**The task:** Output all lines exactly.
===== Exercise materials
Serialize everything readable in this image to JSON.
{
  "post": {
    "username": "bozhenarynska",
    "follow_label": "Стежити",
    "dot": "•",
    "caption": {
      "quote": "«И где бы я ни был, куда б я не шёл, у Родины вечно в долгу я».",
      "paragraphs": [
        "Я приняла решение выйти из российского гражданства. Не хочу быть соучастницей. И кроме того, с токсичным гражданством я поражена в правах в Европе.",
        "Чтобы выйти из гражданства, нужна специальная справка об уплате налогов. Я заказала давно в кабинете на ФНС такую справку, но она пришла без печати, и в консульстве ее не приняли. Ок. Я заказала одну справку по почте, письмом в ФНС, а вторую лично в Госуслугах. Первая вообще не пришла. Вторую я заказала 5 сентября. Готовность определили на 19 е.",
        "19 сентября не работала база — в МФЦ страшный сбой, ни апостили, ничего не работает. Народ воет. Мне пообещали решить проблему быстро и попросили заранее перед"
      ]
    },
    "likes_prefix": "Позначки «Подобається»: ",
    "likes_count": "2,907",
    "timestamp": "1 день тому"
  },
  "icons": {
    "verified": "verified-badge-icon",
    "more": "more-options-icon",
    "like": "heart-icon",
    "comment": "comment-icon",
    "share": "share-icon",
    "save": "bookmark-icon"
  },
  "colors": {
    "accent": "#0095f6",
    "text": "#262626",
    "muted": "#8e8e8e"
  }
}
==========
**Written solution:**
Serialize everything readable in this image to JSON.
{
  "post": {
    "username": "bozhenarynska",
    "follow_label": "Стежити",
    "dot": "•",
    "caption": {
      "quote": "«И где бы я ни был, куда б я не шёл, у Родины вечно в долгу я».",
      "paragraphs": [
        "Я приняла решение выйти из российского гражданства. Не хочу быть соучастницей. И кроме того, с токсичным гражданством я поражена в правах в Европе.",
        "Чтобы выйти из гражданства, нужна специальная справка об уплате налогов. Я заказала давно в кабинете на ФНС такую справку, но она пришла без печати, и в консульстве ее не приняли. Ок. Я заказала одну справку по почте, письмом в ФНС, а вторую лично в Госуслугах. Первая вообще не пришла. Вторую я заказала 5 сентября. Готовность определили на 19 е.",
        "19 сентября не работала база — в МФЦ страшный сбой, ни апостили, ничего не работает. Народ воет. Мне пообещали решить проблему быстро и попросили заранее перед"
      ]
    },
    "likes_prefix": "Позначки «Подобається»: ",
    "likes_count": "2,907",
    "timestamp": "1 день тому"
  },
  "icons": {
    "verified": "verified-badge-icon",
    "more": "more-options-icon",
    "like": "heart-icon",
    "comment": "comment-icon",
    "share": "share-icon",
    "save": "bookmark-icon"
  },
  "colors": {
    "accent": "#0095f6",
    "text": "#262626",
    "muted": "#8e8e8e"
  }
}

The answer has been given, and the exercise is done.